◆ Source excerpt ◆
I’ve been looking for ways to solve this problem for a long time. Flexbox is a great contender, but unfortunately Flexbox support in an email is abysmal.

A solution

Remembering width, min-width and max-width

On top of the calc() function, the solution I found involves these three CSS properties. In order to fully understand how it works, here’s a reminder of how width, min-width and max-width behave when used together (as clearly summarized by fellow french front-end developer Raphaël Goetter).

  • If the width value is greater than the max-width value, max-width wins.
  • If the min-width value is greater than the width or max-width values, min-width wins.

Can guess what the width of a box with the following styles would be ?

.box {    width:320px;    min-width:480px;    max-width:160px;}

(Answer : the box would be 480px wide.)

Introducing calc() and the magic formula

Without further ado, here is an example of the Fab Four to create two columns that will stack and grow below 480px.

◆ Collected material ◆
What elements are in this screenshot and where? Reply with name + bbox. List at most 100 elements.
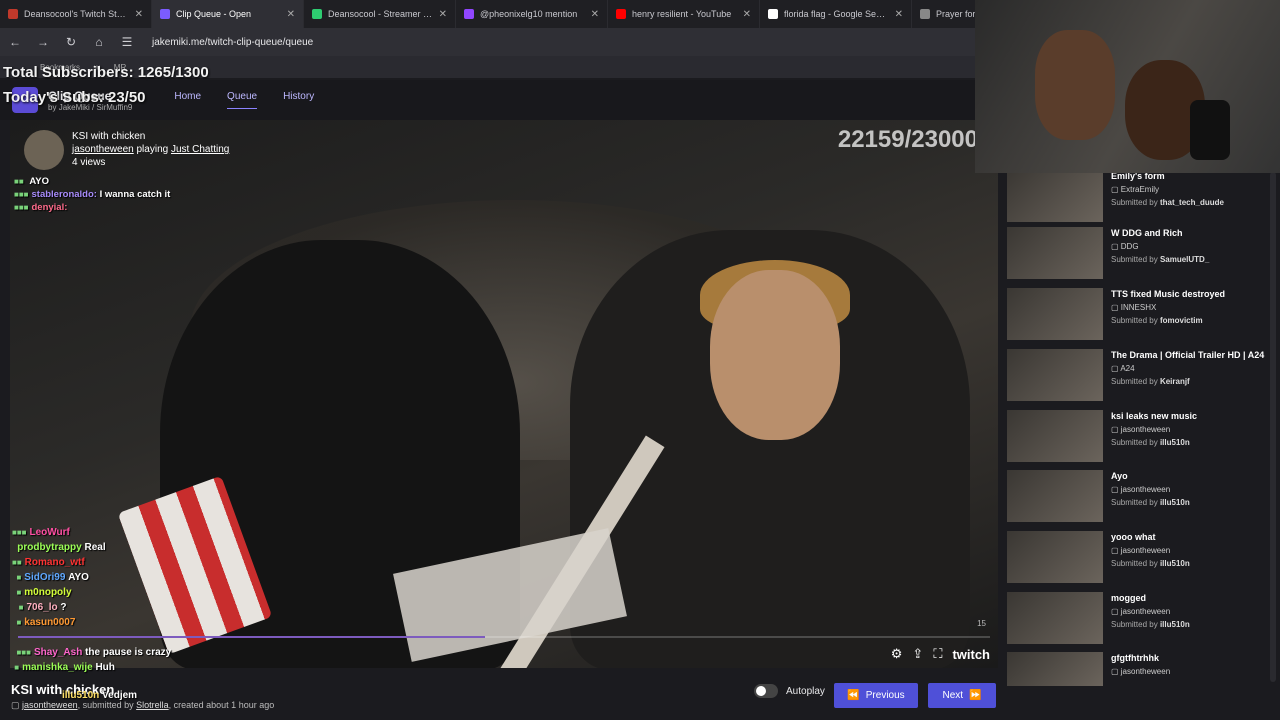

◆ Problems ◆
a – In the email layout excerpt, why would the .box element with width 320px, min-width 480px and max-width 160px end up 480px wide?
b – Write the next part of the email layout excerpt, picking up after its last sentence.
The data plays no part in what is asked here.

◆ Per-task answers ◆
a – The min-width value of 480px is greater than both the width value of 320px and the max-width value of 160px. When min-width is greater than the width or max-width values, min-width wins, so the box is 480px wide.

b –
.block {    display:inline-block;    min-width:50%;    max-width:100%;    width:calc((480px — 100%) * 480);}

Let’s break it down for each width property.

min-width:50%;

The min-width property defines our column widths on what we could call our desktop version. We can change this value to add more columns (for example, 25% for a four columns layout), or set columns with fixed pixel widths.

max-width:100%;

The max-width property defines our column widths on what we could call our mobile version. At 100%, each column will grow and adapt to the full width of their parent container. We can change this value to keep columns on mobile (for example, 50% for a two columns layout).

width:calc((480px — 100%) * 480);

Thanks to the calc() function, the width property is where the magic happens. The 480 value matches our desired breakpoint value. The 100% corresponds to the width of the parent container of our columns. The goal of this calculation is to create a value bigger than our max-width or smaller than our min-width, so that either one of those property is applied instead.

Here are two examples.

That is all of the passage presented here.